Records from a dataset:
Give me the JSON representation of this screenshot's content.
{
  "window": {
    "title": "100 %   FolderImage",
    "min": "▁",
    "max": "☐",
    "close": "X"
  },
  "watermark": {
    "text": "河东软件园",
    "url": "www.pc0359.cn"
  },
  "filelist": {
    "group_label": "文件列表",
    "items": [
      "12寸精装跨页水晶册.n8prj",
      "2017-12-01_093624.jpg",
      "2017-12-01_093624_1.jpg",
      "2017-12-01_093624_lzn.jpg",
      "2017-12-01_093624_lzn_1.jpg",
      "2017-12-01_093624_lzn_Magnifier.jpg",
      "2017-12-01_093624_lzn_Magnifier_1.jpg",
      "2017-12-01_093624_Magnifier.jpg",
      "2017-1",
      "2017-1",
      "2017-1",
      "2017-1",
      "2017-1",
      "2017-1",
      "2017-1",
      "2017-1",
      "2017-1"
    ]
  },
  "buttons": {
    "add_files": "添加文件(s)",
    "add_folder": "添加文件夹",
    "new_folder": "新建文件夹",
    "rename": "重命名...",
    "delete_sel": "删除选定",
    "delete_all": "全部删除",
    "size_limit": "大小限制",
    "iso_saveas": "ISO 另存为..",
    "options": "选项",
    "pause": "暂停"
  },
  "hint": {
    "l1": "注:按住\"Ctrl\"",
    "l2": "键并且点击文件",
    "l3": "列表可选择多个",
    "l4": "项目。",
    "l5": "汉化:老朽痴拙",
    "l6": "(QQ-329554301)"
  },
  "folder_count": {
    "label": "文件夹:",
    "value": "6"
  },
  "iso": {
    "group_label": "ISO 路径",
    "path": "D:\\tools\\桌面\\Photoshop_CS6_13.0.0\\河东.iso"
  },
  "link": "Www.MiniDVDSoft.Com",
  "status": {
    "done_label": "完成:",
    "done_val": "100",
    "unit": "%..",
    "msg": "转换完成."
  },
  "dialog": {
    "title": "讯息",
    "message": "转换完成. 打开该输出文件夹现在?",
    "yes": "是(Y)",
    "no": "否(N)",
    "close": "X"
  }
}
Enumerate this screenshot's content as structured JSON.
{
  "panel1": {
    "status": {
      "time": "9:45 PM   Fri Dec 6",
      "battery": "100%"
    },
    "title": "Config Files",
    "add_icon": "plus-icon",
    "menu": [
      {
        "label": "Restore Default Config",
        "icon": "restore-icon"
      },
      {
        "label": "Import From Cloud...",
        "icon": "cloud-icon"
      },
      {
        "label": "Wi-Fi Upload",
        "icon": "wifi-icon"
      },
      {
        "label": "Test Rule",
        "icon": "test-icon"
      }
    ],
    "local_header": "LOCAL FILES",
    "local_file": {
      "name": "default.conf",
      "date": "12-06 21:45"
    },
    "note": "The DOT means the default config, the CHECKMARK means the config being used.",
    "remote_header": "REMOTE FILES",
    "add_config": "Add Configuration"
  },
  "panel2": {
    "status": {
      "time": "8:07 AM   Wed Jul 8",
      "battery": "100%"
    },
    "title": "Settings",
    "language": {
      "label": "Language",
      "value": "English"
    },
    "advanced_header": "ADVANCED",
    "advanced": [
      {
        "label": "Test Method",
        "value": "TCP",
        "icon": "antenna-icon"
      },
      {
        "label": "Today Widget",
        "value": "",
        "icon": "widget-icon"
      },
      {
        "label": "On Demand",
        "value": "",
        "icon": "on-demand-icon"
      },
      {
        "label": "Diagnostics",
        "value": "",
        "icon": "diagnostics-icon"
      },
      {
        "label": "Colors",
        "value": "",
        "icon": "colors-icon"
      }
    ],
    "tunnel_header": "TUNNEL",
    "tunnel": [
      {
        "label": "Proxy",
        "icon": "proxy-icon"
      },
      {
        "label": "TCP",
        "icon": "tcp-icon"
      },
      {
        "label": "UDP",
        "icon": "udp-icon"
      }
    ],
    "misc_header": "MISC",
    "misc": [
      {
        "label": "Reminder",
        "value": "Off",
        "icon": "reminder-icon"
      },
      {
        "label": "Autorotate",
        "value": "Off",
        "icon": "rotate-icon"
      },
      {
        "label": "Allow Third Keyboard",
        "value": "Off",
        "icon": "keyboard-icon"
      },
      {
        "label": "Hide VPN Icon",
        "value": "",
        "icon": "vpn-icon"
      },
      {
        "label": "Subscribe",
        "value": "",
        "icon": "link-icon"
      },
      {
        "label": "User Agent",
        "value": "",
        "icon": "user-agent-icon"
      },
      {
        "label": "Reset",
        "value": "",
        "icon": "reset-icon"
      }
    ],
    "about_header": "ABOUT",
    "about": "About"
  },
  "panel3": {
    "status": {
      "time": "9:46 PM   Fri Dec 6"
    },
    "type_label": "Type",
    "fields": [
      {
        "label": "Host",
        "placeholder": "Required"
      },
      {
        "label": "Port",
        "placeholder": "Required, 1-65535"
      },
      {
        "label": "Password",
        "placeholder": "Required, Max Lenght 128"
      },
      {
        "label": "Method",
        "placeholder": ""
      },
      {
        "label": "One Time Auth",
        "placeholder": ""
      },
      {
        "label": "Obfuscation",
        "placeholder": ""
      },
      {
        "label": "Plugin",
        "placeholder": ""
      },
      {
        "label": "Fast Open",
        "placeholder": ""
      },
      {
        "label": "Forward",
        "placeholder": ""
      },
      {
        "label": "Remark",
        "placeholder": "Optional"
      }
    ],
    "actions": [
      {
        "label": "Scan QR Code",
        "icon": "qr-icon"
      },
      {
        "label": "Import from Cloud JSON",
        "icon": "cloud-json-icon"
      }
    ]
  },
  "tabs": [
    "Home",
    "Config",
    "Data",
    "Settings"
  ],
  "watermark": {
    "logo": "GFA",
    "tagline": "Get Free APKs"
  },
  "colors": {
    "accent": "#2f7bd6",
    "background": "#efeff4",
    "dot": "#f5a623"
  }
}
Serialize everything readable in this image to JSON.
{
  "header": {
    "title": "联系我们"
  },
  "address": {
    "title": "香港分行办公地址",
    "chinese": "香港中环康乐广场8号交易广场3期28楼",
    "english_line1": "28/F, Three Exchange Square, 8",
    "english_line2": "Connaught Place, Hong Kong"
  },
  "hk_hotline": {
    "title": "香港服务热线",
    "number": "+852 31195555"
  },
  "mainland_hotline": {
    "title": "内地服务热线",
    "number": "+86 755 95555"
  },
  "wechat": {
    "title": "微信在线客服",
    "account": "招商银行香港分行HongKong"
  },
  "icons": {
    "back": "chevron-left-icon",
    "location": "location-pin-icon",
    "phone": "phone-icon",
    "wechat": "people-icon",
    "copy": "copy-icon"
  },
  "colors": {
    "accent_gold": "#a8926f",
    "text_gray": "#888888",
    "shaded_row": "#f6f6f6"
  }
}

# [GIVEN INSTRUCTION]
Produce an exact copy of the lines from the one containing "Serialize everything readable" through the last line, and of nothing else.

# [THE RESPONSE]
Serialize everything readable in this image to JSON.
{
  "header": {
    "title": "联系我们"
  },
  "address": {
    "title": "香港分行办公地址",
    "chinese": "香港中环康乐广场8号交易广场3期28楼",
    "english_line1": "28/F, Three Exchange Square, 8",
    "english_line2": "Connaught Place, Hong Kong"
  },
  "hk_hotline": {
    "title": "香港服务热线",
    "number": "+852 31195555"
  },
  "mainland_hotline": {
    "title": "内地服务热线",
    "number": "+86 755 95555"
  },
  "wechat": {
    "title": "微信在线客服",
    "account": "招商银行香港分行HongKong"
  },
  "icons": {
    "back": "chevron-left-icon",
    "location": "location-pin-icon",
    "phone": "phone-icon",
    "wechat": "people-icon",
    "copy": "copy-icon"
  },
  "colors": {
    "accent_gold": "#a8926f",
    "text_gray": "#888888",
    "shaded_row": "#f6f6f6"
  }
}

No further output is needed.